* **DOCUMENT EXTRACT**:
--- --- ---
Another possible option, since it appears you only use that directive in one place (in ddsas:directory.bsi[160,5]), and since the file probably always exists for you, would be to just change it to a regular ++INCLUDE and see if that bypasses the issue.
I should add that the OE17B.RUN compiled under 1715.9 definitely has a corrupted header, which explains why it bombs out immediately. That may or may not be enough of a clue to track down the issue, but it may be difficult without being able to recompile the LSX for testing.
In any case, the window for working on it this weekend is about closed; Mother's Day and visiting relatives beckon. Hopefully next week I can get this cleared up.
--- --- ---
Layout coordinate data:
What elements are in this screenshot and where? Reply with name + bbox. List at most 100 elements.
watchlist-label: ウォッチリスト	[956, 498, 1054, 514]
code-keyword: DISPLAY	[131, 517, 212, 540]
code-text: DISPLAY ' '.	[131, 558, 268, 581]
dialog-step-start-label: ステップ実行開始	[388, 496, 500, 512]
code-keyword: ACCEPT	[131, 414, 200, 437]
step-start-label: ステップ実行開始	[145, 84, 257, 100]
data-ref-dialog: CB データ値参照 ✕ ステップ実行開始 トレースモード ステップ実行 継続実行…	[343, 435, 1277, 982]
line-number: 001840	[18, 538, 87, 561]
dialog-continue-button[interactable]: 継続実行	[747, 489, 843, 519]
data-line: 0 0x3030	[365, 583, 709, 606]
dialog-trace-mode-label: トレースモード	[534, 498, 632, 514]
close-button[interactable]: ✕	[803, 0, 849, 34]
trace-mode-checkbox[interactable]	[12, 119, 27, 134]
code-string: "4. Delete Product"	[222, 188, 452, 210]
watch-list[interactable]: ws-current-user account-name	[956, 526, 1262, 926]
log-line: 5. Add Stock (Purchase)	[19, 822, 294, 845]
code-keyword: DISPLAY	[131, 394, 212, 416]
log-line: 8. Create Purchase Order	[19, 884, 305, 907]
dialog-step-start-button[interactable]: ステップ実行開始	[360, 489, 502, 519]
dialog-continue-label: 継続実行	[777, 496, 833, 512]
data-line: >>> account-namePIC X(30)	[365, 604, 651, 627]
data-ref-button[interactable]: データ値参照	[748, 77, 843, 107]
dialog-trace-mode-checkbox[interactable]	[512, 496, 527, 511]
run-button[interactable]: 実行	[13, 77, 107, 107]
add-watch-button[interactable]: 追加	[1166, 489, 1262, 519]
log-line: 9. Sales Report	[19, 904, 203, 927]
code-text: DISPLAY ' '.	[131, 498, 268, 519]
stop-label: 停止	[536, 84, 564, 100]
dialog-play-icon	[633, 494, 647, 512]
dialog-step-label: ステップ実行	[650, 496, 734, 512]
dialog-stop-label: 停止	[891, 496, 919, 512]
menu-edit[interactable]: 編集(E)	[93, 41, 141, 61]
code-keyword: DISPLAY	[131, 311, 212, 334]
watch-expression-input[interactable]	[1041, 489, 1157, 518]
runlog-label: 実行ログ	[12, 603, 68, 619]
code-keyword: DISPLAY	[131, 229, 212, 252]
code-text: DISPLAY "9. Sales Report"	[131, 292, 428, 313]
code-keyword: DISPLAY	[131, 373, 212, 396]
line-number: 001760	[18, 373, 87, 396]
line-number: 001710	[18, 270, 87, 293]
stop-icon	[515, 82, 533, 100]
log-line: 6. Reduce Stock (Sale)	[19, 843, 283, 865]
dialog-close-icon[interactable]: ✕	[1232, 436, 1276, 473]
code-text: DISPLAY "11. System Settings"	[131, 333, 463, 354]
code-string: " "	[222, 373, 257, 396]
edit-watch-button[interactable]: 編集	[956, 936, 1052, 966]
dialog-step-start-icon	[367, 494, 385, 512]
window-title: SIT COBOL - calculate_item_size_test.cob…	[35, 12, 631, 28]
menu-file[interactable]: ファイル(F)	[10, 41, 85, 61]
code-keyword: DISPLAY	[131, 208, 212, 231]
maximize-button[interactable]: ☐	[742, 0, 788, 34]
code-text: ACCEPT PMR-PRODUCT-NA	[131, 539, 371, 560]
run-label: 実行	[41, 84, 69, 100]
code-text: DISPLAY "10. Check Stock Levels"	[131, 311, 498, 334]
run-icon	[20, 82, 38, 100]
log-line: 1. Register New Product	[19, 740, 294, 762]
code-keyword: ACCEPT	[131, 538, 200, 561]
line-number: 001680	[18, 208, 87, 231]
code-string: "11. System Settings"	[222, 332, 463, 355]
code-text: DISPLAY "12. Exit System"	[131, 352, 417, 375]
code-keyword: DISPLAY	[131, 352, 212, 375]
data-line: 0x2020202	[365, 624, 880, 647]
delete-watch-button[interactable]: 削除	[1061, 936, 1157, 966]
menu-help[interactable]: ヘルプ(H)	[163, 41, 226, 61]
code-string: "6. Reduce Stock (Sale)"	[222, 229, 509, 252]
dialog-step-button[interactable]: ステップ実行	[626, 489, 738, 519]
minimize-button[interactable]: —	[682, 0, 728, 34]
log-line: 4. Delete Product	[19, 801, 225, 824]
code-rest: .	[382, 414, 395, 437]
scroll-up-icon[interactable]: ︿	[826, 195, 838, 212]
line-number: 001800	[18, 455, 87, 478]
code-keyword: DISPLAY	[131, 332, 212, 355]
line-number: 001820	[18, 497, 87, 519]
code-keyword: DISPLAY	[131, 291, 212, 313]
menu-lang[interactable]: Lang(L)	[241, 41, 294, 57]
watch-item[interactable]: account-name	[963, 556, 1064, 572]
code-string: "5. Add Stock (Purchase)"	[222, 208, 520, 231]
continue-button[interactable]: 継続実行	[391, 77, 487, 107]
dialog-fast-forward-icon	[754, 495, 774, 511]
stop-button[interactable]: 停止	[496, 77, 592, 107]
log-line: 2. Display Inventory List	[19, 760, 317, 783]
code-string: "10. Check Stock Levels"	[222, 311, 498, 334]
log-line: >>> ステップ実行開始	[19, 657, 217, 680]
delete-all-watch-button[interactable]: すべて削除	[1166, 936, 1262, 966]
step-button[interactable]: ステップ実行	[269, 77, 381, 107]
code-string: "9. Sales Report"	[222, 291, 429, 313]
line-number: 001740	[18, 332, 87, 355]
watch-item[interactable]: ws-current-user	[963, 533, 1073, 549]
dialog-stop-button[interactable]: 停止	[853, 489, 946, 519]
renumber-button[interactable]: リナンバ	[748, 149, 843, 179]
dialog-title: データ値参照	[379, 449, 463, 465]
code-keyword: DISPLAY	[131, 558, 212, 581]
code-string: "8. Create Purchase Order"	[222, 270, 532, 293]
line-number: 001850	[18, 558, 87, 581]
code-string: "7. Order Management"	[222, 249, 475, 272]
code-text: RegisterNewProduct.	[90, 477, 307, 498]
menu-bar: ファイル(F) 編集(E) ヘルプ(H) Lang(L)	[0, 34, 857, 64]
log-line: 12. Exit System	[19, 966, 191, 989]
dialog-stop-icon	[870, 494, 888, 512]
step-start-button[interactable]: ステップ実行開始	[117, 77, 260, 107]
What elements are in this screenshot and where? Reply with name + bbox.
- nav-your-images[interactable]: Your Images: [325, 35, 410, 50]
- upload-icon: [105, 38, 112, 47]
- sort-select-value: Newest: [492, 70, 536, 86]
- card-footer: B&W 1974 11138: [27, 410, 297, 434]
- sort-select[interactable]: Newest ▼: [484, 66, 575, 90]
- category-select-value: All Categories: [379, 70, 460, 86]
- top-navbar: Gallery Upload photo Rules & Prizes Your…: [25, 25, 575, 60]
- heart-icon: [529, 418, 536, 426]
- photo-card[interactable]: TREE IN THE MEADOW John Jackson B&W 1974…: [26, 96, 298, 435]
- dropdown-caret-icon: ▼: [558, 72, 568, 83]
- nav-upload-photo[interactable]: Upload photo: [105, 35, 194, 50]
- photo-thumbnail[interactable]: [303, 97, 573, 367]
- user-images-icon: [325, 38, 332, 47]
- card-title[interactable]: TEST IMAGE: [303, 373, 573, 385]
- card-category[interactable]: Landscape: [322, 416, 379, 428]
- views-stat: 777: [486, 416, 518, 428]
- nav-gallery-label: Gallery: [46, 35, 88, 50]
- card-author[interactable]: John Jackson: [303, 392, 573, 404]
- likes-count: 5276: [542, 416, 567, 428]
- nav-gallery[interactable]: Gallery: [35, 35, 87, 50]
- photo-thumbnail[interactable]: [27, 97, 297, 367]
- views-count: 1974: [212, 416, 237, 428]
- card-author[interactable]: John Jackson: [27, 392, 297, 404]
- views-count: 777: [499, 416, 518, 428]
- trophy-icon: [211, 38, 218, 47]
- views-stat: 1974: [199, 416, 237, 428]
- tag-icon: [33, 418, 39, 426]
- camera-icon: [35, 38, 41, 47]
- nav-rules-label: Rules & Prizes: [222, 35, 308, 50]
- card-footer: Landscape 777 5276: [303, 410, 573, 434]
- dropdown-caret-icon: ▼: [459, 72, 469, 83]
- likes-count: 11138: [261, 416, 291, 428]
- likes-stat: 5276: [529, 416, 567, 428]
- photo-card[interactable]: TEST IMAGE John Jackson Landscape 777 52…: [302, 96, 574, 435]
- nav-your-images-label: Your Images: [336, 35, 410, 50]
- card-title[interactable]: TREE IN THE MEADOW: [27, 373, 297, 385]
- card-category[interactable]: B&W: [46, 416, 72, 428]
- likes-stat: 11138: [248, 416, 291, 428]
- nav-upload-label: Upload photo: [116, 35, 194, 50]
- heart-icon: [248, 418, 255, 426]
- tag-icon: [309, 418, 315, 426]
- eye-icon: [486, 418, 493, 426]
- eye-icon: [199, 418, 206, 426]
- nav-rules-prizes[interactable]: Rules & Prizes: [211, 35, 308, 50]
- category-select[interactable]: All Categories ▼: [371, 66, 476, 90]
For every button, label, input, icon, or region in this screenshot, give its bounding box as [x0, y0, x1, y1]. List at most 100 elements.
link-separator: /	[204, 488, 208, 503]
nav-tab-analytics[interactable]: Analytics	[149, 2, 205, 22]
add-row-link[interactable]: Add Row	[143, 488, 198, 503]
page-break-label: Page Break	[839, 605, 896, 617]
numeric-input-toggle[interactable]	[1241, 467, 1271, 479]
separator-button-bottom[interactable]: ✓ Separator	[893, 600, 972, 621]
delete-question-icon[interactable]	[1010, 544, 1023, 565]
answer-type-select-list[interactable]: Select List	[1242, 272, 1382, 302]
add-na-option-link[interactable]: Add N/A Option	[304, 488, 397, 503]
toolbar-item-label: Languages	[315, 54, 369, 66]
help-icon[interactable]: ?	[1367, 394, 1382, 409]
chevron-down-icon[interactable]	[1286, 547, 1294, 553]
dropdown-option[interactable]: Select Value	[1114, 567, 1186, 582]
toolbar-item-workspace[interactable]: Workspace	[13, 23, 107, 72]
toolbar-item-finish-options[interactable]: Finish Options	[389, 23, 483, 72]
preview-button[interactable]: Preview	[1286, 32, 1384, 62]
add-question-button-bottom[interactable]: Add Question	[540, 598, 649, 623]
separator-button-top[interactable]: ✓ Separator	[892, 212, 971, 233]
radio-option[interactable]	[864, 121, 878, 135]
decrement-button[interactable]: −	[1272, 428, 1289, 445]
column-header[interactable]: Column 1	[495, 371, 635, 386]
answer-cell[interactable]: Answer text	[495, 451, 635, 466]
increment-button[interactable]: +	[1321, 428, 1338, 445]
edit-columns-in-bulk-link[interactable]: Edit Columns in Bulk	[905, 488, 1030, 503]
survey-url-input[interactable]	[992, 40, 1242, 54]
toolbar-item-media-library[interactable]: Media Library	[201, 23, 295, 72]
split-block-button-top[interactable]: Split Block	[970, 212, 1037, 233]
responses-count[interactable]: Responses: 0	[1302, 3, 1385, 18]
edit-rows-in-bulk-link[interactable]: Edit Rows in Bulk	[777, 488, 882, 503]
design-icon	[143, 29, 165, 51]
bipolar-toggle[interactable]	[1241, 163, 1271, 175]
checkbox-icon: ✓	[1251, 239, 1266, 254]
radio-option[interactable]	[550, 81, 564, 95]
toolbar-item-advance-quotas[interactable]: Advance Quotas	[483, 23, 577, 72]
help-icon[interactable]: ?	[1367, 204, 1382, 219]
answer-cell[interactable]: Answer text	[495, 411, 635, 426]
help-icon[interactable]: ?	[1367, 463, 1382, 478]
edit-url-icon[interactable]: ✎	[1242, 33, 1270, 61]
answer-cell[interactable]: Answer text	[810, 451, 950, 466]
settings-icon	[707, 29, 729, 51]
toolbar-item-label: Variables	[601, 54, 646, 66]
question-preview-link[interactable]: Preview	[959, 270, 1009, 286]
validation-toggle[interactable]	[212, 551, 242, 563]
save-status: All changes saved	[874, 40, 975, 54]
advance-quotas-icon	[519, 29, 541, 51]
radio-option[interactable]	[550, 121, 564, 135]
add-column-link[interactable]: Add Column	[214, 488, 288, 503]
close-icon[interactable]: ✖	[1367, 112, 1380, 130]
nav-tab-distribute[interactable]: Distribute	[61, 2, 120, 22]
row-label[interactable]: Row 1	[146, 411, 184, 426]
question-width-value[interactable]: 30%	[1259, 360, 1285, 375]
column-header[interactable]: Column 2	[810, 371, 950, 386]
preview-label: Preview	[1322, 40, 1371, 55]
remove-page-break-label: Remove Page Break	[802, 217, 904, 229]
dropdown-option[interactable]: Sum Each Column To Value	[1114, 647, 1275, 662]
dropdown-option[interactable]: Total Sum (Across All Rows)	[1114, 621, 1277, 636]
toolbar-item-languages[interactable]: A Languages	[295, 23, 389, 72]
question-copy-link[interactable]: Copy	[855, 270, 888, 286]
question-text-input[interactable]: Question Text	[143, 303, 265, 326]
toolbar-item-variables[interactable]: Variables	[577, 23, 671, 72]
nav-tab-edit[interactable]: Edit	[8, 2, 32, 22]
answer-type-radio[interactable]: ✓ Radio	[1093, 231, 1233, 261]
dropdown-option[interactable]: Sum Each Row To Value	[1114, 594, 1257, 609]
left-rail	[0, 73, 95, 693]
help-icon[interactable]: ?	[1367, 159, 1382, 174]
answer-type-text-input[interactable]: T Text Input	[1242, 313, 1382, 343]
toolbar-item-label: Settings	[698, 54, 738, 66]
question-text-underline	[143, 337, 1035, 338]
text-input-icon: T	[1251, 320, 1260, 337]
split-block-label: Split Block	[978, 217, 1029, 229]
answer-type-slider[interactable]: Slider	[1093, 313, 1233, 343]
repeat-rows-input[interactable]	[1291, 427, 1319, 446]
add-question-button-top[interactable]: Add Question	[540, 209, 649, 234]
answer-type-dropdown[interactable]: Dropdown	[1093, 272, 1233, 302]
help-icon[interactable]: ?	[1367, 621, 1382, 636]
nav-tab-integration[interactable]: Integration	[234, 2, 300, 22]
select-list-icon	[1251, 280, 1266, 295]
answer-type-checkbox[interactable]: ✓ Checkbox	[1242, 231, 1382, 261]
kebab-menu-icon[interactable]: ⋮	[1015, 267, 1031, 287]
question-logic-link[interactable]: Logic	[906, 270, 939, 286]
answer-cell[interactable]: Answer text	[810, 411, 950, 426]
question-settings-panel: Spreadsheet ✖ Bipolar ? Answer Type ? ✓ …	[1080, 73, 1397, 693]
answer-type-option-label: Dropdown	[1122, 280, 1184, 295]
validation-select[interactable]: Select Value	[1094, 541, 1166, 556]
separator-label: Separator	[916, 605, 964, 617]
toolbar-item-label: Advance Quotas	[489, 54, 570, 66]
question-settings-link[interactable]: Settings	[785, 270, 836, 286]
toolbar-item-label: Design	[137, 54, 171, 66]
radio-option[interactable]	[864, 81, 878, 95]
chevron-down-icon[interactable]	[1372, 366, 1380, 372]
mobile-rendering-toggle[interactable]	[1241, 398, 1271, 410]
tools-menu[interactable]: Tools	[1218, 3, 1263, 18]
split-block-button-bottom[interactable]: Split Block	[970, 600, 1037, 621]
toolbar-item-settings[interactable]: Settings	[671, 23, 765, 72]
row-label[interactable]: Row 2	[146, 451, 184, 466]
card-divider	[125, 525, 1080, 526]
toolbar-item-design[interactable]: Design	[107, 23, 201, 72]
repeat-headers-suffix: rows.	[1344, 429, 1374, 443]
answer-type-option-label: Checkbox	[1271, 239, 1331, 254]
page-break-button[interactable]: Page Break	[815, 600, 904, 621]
--- --- ---
* **WHAT YOU NEED TO DO**:
**1)** From the forum post on the compile problem, list every term written entirely in capital letters.
**2)** Pick up the forum post on the compile problem after its final sentence and carry it forward.
The listing was taken from a separate source and is unrelated to the forum post.

* **PER-TASK ANSWERS**:
**1)** ++INCLUDE, OE17B.RUN, LSX

**2)**
Sorry this is dragging on so long, but if nothing else it's resulting in some refinements to the LSX files. The issue getting in the way of being able to recompile your LSX file is that although the file in theory has everything needed to recompile, it failed to unambiguously deal with conditional compilation directives that were dependent on the environment. ++INCLUDE'IF'EXISTS was one example, but there are others, such as ++IF LOOKUP(...). Even conditional that are explicitly dependent on just the prior source code (like ++IFDEF) could be indirectly dependent on prior conditional includes. So I've made a few refinements to the LSX format in this latest update, 6.5.1715.11 (compiler 987) to hopefully make it possible to reproduce a prior compilation in a different environment. So when convenient, please generate another LSX of your OE17 using this latest version...
With that maybe I'll be able to at least recompile the program and then focus on what the code generation issue is. (I've tried this with some other large LSX files but so far haven't been able to reproduce the kinds of issues you're seeing.)
As an aside, I'm somewhat surprised you don't archive the LSX files corresponding to those in production. It would seem that the ability to track down unexpected runtime errors based on the location reported in the ashlog would be worth the extra storage requirement.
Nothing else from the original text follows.